Task description: All entries are to be quoted exactly; the images stay out of the copy.

[Stored entries]
☆ ☆ ☆ ☆ ☆
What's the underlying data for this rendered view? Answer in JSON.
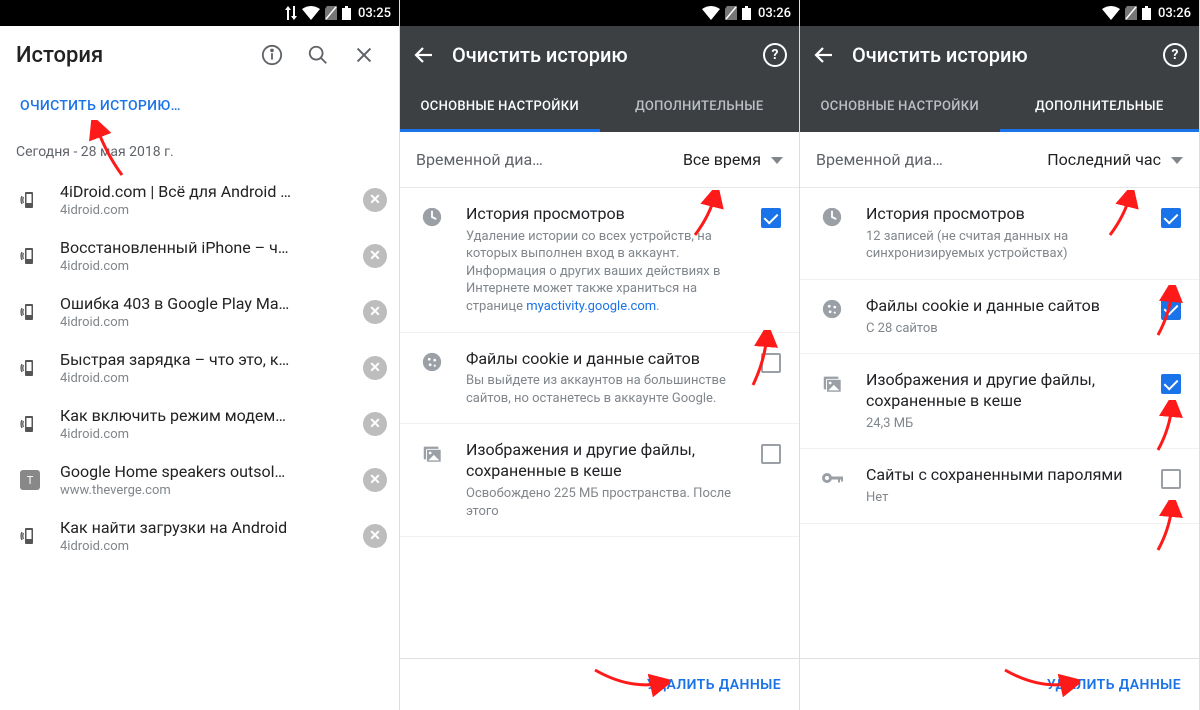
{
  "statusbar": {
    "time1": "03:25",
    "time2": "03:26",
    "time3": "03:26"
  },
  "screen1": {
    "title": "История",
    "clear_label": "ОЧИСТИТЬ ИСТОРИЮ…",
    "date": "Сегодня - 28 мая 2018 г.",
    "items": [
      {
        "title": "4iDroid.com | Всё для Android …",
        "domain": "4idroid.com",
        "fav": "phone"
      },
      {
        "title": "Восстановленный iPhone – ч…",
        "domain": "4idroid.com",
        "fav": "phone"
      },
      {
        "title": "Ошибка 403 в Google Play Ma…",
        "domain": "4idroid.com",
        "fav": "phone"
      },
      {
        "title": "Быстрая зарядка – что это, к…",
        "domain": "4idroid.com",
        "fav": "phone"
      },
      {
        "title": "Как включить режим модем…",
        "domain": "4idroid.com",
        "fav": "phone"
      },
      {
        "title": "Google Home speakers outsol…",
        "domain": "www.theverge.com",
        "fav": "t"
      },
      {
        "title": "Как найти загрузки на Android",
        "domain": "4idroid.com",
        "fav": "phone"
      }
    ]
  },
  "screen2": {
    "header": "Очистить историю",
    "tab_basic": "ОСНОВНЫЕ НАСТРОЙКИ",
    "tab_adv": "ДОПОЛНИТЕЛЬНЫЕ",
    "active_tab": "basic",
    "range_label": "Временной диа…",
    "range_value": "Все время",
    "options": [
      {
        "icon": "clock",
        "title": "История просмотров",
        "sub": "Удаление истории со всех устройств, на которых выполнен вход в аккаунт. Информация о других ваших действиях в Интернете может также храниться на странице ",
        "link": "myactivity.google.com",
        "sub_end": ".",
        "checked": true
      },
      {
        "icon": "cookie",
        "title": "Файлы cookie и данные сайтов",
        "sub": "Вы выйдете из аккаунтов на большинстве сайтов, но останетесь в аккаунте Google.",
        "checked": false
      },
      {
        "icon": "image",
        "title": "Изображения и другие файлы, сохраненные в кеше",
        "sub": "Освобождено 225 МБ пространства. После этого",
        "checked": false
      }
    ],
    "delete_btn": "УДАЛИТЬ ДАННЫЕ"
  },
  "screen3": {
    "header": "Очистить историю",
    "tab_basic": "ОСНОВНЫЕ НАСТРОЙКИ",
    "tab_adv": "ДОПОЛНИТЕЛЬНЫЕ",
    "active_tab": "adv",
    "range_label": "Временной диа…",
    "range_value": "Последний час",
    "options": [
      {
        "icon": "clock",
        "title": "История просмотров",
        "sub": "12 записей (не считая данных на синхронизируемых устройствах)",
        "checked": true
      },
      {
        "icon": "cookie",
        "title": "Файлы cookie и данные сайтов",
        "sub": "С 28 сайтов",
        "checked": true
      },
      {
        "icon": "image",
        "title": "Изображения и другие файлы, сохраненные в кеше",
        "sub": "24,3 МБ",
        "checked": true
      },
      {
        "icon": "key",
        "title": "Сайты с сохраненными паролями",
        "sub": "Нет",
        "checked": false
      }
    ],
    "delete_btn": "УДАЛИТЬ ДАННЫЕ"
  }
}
☆ ☆ ☆ ☆ ☆
The answer:
What's the underlying data for this rendered view? Answer in JSON.
{
  "statusbar": {
    "time1": "03:25",
    "time2": "03:26",
    "time3": "03:26"
  },
  "screen1": {
    "title": "История",
    "clear_label": "ОЧИСТИТЬ ИСТОРИЮ…",
    "date": "Сегодня - 28 мая 2018 г.",
    "items": [
      {
        "title": "4iDroid.com | Всё для Android …",
        "domain": "4idroid.com",
        "fav": "phone"
      },
      {
        "title": "Восстановленный iPhone – ч…",
        "domain": "4idroid.com",
        "fav": "phone"
      },
      {
        "title": "Ошибка 403 в Google Play Ma…",
        "domain": "4idroid.com",
        "fav": "phone"
      },
      {
        "title": "Быстрая зарядка – что это, к…",
        "domain": "4idroid.com",
        "fav": "phone"
      },
      {
        "title": "Как включить режим модем…",
        "domain": "4idroid.com",
        "fav": "phone"
      },
      {
        "title": "Google Home speakers outsol…",
        "domain": "www.theverge.com",
        "fav": "t"
      },
      {
        "title": "Как найти загрузки на Android",
        "domain": "4idroid.com",
        "fav": "phone"
      }
    ]
  },
  "screen2": {
    "header": "Очистить историю",
    "tab_basic": "ОСНОВНЫЕ НАСТРОЙКИ",
    "tab_adv": "ДОПОЛНИТЕЛЬНЫЕ",
    "active_tab": "basic",
    "range_label": "Временной диа…",
    "range_value": "Все время",
    "options": [
      {
        "icon": "clock",
        "title": "История просмотров",
        "sub": "Удаление истории со всех устройств, на которых выполнен вход в аккаунт. Информация о других ваших действиях в Интернете может также храниться на странице ",
        "link": "myactivity.google.com",
        "sub_end": ".",
        "checked": true
      },
      {
        "icon": "cookie",
        "title": "Файлы cookie и данные сайтов",
        "sub": "Вы выйдете из аккаунтов на большинстве сайтов, но останетесь в аккаунте Google.",
        "checked": false
      },
      {
        "icon": "image",
        "title": "Изображения и другие файлы, сохраненные в кеше",
        "sub": "Освобождено 225 МБ пространства. После этого",
        "checked": false
      }
    ],
    "delete_btn": "УДАЛИТЬ ДАННЫЕ"
  },
  "screen3": {
    "header": "Очистить историю",
    "tab_basic": "ОСНОВНЫЕ НАСТРОЙКИ",
    "tab_adv": "ДОПОЛНИТЕЛЬНЫЕ",
    "active_tab": "adv",
    "range_label": "Временной диа…",
    "range_value": "Последний час",
    "options": [
      {
        "icon": "clock",
        "title": "История просмотров",
        "sub": "12 записей (не считая данных на синхронизируемых устройствах)",
        "checked": true
      },
      {
        "icon": "cookie",
        "title": "Файлы cookie и данные сайтов",
        "sub": "С 28 сайтов",
        "checked": true
      },
      {
        "icon": "image",
        "title": "Изображения и другие файлы, сохраненные в кеше",
        "sub": "24,3 МБ",
        "checked": true
      },
      {
        "icon": "key",
        "title": "Сайты с сохраненными паролями",
        "sub": "Нет",
        "checked": false
      }
    ],
    "delete_btn": "УДАЛИТЬ ДАННЫЕ"
  }
}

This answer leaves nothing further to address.